Task to complete: Select every line containing the word "this" from the material, and copy those lines.

Task inputs:

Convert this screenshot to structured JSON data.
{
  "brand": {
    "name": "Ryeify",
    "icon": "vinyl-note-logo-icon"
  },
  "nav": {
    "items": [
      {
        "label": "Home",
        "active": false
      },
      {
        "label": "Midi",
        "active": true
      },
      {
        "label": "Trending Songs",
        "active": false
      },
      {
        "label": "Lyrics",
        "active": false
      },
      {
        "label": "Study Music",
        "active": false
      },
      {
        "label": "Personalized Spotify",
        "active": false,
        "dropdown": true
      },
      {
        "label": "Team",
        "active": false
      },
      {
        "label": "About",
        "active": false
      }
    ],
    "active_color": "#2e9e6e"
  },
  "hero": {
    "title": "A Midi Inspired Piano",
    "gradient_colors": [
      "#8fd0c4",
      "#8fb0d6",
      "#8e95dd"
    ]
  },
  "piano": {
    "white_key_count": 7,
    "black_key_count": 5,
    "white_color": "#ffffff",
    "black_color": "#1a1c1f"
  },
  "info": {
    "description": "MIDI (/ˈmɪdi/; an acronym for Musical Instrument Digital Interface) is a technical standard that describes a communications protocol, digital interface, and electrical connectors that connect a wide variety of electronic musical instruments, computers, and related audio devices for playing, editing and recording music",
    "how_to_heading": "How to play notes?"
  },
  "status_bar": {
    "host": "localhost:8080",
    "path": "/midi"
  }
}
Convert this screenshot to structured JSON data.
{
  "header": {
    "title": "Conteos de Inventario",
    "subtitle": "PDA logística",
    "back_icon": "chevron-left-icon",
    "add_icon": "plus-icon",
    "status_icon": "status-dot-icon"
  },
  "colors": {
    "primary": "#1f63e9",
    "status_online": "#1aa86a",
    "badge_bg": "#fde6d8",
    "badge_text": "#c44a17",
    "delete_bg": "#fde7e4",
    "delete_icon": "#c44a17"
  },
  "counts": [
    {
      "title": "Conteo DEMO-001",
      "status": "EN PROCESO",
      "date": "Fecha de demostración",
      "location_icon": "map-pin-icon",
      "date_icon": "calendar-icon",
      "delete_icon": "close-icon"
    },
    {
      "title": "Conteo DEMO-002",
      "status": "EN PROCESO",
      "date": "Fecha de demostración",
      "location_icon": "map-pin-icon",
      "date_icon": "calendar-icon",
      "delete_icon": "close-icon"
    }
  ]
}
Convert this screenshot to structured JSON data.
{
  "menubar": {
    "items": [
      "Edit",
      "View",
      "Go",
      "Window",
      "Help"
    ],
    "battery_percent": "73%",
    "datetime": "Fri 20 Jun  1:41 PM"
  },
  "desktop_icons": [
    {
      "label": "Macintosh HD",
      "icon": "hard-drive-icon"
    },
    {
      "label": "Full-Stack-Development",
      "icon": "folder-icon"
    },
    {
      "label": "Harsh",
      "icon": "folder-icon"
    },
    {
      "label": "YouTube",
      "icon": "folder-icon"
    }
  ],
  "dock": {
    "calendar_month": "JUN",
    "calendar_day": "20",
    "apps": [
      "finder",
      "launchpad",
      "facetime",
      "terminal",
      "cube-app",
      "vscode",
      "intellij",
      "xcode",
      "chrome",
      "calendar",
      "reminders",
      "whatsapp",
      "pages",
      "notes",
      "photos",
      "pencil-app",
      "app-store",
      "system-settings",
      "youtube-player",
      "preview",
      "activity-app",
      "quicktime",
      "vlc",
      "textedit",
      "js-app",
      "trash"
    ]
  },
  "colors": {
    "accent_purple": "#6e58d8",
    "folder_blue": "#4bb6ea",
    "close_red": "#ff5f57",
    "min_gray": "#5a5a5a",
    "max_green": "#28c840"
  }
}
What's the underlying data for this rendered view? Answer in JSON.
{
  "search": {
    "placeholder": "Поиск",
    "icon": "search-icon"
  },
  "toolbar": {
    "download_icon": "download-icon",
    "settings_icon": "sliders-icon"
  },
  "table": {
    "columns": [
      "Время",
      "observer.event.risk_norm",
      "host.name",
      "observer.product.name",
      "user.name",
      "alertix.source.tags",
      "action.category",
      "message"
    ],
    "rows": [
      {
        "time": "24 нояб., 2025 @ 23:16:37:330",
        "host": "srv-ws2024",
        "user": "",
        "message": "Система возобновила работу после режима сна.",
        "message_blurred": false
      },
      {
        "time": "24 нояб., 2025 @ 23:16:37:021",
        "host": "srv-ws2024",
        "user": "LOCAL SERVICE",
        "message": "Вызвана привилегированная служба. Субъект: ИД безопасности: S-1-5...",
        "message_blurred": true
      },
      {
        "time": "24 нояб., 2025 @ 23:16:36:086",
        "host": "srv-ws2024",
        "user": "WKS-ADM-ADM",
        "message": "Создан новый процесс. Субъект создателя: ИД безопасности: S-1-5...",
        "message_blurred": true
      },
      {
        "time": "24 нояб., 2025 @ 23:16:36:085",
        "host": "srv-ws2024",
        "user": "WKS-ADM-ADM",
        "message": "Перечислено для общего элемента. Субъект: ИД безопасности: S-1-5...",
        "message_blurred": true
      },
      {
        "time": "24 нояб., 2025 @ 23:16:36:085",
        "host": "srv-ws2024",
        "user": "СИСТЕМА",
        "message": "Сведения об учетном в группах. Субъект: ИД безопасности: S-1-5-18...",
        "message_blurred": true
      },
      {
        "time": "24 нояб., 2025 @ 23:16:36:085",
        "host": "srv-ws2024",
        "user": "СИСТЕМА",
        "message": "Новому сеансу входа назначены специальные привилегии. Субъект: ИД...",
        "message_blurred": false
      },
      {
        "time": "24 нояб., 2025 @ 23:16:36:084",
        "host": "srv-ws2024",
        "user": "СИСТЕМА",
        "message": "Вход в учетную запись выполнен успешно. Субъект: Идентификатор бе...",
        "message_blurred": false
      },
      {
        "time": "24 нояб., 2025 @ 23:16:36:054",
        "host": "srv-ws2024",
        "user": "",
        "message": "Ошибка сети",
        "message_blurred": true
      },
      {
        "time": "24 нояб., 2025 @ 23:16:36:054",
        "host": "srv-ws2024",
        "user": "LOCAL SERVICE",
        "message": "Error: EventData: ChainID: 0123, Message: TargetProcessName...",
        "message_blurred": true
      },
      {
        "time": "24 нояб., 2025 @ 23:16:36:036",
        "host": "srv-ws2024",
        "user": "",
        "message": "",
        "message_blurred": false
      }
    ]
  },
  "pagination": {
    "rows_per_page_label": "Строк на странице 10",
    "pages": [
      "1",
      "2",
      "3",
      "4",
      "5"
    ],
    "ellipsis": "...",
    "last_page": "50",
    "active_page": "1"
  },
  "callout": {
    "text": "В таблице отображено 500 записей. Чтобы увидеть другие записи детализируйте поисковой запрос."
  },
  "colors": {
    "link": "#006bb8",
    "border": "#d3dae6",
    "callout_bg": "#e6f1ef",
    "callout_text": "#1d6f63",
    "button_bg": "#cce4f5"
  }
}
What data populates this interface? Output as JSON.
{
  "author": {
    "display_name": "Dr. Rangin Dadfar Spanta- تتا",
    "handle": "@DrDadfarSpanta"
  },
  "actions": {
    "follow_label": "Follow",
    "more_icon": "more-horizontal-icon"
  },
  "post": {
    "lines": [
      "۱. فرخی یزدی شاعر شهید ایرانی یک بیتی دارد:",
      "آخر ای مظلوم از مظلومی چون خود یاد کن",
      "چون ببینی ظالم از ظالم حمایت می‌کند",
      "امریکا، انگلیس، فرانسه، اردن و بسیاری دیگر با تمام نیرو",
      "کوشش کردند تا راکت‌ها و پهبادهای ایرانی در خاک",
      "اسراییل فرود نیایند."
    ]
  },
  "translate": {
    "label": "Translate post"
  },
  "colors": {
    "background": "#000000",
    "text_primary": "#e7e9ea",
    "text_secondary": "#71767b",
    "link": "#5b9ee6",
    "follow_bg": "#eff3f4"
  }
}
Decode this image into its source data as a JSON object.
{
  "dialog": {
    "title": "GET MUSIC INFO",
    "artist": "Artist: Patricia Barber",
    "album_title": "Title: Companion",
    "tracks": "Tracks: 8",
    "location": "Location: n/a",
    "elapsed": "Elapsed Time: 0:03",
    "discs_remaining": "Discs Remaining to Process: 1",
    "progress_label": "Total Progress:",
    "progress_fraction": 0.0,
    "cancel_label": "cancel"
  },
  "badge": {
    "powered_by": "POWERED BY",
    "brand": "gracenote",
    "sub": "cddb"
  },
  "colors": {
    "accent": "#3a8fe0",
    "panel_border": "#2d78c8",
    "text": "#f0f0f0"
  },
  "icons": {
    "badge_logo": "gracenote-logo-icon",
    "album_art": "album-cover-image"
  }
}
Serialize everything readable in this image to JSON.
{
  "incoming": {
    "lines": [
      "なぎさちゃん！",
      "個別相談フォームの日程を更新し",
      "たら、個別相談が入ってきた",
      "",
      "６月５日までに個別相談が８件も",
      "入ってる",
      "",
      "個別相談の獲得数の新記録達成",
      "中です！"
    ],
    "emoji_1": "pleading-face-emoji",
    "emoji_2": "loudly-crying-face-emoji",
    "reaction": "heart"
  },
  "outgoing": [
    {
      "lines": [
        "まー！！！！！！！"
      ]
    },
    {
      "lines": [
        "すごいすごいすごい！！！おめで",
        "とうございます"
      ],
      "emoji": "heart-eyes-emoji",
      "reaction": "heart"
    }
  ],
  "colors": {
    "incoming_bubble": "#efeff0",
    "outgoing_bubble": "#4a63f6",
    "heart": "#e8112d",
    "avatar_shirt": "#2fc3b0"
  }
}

Correct output:
Convert this screenshot to structured JSON data.
Convert this screenshot to structured JSON data.
Convert this screenshot to structured JSON data.
What's the underlying data for this rendered view? Answer in JSON.
What data populates this interface? Output as JSON.
Decode this image into its source data as a JSON object.
Serialize everything readable in this image to JSON.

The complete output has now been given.